### [WHAT IS ASKED]
Present every line in which the string "name" appears.

══════

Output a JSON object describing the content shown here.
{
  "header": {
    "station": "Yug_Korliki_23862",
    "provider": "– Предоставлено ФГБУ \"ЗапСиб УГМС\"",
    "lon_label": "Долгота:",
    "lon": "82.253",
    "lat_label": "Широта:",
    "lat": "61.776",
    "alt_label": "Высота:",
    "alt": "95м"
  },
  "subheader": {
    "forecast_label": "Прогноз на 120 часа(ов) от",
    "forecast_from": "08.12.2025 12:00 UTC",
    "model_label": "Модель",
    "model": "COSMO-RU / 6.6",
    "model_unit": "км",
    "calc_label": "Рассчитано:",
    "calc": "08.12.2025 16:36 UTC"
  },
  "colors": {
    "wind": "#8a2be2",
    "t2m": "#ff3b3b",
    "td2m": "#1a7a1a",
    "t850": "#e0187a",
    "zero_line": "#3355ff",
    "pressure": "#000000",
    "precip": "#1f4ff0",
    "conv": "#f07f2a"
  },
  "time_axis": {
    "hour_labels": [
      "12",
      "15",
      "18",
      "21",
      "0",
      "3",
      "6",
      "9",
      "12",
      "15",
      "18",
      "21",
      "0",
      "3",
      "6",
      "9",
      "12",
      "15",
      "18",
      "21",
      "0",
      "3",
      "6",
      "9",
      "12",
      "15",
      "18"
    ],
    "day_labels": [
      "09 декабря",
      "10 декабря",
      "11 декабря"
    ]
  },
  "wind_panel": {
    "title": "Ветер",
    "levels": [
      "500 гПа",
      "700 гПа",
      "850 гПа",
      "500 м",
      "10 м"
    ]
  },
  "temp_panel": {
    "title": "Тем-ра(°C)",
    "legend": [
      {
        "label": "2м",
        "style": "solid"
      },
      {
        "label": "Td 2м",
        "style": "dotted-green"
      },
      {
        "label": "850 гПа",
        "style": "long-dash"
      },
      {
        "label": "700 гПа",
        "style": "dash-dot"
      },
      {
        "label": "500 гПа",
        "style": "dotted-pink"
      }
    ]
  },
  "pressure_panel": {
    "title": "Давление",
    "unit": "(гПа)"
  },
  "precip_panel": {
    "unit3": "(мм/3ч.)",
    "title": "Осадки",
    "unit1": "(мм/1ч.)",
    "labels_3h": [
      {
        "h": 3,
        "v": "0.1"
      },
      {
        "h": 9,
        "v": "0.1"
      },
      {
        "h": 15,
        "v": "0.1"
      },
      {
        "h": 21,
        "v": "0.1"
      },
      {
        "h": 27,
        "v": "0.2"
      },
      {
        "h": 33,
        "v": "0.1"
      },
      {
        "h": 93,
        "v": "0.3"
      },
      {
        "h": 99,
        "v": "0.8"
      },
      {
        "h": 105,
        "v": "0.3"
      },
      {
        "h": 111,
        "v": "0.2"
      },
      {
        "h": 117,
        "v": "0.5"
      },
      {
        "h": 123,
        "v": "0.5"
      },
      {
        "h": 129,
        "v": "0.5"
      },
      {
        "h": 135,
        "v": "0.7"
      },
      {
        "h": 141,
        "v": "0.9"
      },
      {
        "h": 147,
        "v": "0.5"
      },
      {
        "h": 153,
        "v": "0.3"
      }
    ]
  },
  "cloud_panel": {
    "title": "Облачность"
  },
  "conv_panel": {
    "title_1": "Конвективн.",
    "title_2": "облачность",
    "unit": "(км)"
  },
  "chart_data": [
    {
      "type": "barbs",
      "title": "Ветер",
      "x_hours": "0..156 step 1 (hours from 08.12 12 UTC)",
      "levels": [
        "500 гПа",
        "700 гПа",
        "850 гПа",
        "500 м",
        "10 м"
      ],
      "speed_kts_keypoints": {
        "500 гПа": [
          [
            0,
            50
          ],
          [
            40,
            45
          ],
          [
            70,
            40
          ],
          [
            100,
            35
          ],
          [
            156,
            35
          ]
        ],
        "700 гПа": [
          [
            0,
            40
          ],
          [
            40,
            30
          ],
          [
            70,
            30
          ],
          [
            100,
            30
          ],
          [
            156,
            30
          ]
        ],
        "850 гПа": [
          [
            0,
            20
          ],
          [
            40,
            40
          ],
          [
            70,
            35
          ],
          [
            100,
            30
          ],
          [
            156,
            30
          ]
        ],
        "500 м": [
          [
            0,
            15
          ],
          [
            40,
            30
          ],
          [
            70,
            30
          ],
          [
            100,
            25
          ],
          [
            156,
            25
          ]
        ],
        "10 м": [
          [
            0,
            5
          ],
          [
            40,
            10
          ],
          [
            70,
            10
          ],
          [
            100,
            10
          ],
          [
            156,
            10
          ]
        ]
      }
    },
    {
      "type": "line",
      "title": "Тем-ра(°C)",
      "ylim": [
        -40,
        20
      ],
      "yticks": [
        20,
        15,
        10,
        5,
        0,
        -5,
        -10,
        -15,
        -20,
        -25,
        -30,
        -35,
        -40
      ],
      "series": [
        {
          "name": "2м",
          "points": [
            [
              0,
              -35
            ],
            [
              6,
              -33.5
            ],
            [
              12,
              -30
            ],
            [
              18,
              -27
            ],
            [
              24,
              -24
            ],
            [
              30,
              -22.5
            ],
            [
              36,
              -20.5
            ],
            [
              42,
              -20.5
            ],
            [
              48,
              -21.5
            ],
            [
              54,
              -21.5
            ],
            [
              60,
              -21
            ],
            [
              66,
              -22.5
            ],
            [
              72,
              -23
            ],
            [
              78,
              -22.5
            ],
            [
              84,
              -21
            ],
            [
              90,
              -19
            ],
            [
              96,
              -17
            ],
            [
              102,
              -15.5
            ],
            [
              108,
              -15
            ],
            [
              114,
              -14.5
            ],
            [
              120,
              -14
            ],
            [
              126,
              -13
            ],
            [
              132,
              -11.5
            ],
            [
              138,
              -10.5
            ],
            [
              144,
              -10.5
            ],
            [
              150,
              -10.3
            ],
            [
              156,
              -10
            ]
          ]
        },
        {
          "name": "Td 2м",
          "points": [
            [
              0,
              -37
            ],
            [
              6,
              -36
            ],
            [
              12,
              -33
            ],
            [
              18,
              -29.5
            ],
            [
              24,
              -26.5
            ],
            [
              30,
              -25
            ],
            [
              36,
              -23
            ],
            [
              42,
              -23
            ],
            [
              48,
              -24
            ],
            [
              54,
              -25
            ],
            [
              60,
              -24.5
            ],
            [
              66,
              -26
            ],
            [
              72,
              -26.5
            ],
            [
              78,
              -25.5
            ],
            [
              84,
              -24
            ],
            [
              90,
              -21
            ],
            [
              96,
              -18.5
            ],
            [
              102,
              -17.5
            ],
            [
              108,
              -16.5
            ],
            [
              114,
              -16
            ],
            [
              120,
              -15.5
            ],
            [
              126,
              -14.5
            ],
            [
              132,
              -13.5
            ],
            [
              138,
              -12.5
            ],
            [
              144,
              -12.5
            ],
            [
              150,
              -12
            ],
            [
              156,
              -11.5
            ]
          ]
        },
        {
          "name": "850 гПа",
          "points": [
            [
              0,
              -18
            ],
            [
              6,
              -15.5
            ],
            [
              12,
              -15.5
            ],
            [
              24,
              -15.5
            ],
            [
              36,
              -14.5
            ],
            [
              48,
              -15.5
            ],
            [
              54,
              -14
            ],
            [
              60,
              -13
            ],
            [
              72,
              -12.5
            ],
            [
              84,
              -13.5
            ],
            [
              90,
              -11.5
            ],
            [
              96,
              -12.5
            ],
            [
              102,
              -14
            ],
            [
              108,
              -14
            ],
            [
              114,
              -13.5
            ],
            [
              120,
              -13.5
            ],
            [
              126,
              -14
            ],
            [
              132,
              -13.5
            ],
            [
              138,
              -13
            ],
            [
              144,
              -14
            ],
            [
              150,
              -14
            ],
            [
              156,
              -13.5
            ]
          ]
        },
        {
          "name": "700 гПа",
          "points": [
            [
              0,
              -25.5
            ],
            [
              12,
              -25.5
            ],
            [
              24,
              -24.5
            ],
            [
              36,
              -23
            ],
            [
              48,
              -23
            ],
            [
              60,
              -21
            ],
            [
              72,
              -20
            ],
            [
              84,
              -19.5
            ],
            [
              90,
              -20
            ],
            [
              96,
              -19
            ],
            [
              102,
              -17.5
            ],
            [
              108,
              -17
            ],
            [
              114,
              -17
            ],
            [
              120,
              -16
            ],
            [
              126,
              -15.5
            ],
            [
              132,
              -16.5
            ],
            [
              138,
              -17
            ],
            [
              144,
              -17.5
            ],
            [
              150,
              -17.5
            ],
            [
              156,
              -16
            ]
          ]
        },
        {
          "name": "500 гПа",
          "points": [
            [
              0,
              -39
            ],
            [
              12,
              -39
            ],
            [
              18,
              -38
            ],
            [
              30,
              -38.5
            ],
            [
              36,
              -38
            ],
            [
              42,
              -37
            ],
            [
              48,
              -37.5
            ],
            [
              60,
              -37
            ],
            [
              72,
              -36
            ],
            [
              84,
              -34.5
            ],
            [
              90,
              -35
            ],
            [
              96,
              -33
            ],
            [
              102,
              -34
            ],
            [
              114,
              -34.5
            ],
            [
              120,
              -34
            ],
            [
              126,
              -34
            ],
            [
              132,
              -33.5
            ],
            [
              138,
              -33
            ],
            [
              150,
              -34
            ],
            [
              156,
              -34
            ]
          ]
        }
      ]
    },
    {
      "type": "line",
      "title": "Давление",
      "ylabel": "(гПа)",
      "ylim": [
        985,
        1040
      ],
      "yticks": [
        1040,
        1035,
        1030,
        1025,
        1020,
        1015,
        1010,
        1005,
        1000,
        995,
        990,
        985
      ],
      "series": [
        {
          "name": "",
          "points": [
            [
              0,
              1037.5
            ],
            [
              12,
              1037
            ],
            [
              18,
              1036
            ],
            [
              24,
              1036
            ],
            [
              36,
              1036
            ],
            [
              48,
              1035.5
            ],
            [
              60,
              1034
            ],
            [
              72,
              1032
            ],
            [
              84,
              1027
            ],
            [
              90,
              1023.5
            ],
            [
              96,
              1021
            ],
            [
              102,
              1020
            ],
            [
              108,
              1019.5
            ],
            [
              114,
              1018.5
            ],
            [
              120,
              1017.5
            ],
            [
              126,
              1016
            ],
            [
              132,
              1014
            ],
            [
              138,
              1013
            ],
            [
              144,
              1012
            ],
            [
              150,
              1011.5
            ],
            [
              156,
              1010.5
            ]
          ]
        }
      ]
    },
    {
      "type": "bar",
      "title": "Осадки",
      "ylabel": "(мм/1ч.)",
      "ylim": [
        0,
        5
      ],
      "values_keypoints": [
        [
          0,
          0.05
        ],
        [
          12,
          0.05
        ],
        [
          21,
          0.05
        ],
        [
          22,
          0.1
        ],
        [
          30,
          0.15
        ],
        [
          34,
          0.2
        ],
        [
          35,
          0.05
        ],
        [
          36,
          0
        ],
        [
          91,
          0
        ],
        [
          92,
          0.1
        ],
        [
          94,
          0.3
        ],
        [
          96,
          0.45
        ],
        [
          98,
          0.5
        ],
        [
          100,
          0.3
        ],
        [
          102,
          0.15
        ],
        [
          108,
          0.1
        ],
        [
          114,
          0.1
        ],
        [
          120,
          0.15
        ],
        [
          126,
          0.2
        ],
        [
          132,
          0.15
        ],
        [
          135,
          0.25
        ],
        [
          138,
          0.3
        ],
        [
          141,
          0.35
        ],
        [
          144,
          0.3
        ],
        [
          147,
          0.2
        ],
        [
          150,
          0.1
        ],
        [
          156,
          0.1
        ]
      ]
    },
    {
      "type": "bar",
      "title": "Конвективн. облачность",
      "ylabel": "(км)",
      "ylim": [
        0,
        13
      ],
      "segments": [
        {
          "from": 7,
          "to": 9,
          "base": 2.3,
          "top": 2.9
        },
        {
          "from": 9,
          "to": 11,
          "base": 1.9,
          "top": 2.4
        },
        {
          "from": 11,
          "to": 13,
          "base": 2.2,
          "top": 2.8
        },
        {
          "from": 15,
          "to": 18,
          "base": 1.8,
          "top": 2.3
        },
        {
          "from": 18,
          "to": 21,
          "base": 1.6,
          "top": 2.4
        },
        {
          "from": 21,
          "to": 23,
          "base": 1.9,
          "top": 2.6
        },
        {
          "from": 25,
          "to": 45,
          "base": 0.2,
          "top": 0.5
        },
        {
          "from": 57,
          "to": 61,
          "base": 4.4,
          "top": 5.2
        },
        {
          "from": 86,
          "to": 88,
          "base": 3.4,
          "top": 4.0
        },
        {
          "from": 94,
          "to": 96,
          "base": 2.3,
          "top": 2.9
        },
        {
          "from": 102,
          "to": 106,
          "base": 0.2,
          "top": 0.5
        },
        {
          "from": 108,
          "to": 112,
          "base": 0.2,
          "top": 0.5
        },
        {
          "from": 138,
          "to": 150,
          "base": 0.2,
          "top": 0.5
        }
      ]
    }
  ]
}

══════

### [TASK OUTPUT]
          "name": "2м",
          "name": "Td 2м",
          "name": "850 гПа",
          "name": "700 гПа",
          "name": "500 гПа",
          "name": "",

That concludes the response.